Extracted data entries:
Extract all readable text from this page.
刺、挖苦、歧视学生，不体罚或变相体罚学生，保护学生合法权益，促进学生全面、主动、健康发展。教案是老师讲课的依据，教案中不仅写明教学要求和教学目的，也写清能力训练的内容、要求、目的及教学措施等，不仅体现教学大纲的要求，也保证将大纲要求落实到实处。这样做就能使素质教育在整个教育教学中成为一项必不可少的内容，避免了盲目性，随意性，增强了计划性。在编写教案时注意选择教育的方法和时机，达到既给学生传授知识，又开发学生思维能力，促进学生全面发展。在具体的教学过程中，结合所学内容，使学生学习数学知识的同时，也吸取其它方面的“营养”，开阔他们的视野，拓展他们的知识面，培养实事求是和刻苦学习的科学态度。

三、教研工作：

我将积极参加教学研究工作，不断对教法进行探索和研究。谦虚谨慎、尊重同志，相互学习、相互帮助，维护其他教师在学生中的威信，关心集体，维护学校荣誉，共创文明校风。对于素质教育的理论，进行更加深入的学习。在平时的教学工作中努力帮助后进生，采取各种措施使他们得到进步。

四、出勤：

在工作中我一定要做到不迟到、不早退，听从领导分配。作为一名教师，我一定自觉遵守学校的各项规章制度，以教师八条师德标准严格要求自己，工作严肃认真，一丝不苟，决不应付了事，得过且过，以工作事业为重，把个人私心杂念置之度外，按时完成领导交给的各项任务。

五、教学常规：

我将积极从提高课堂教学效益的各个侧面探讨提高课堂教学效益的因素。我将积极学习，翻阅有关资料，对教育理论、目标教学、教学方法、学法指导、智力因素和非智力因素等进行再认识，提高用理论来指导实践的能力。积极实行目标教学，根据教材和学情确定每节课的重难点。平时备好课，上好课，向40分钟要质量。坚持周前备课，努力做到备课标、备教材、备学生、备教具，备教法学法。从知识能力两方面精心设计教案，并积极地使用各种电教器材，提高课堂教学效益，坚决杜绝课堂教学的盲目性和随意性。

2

Short exercise:
All of the entries above need to be reproduced exactly.

The response:
Extract all readable text from this page.
刺、挖苦、歧视学生，不体罚或变相体罚学生，保护学生合法权益，促进学生全面、主动、健康发展。教案是老师讲课的依据，教案中不仅写明教学要求和教学目的，也写清能力训练的内容、要求、目的及教学措施等，不仅体现教学大纲的要求，也保证将大纲要求落实到实处。这样做就能使素质教育在整个教育教学中成为一项必不可少的内容，避免了盲目性，随意性，增强了计划性。在编写教案时注意选择教育的方法和时机，达到既给学生传授知识，又开发学生思维能力，促进学生全面发展。在具体的教学过程中，结合所学内容，使学生学习数学知识的同时，也吸取其它方面的“营养”，开阔他们的视野，拓展他们的知识面，培养实事求是和刻苦学习的科学态度。

三、教研工作：

我将积极参加教学研究工作，不断对教法进行探索和研究。谦虚谨慎、尊重同志，相互学习、相互帮助，维护其他教师在学生中的威信，关心集体，维护学校荣誉，共创文明校风。对于素质教育的理论，进行更加深入的学习。在平时的教学工作中努力帮助后进生，采取各种措施使他们得到进步。

四、出勤：

在工作中我一定要做到不迟到、不早退，听从领导分配。作为一名教师，我一定自觉遵守学校的各项规章制度，以教师八条师德标准严格要求自己，工作严肃认真，一丝不苟，决不应付了事，得过且过，以工作事业为重，把个人私心杂念置之度外，按时完成领导交给的各项任务。

五、教学常规：

我将积极从提高课堂教学效益的各个侧面探讨提高课堂教学效益的因素。我将积极学习，翻阅有关资料，对教育理论、目标教学、教学方法、学法指导、智力因素和非智力因素等进行再认识，提高用理论来指导实践的能力。积极实行目标教学，根据教材和学情确定每节课的重难点。平时备好课，上好课，向40分钟要质量。坚持周前备课，努力做到备课标、备教材、备学生、备教具，备教法学法。从知识能力两方面精心设计教案，并积极地使用各种电教器材，提高课堂教学效益，坚决杜绝课堂教学的盲目性和随意性。

2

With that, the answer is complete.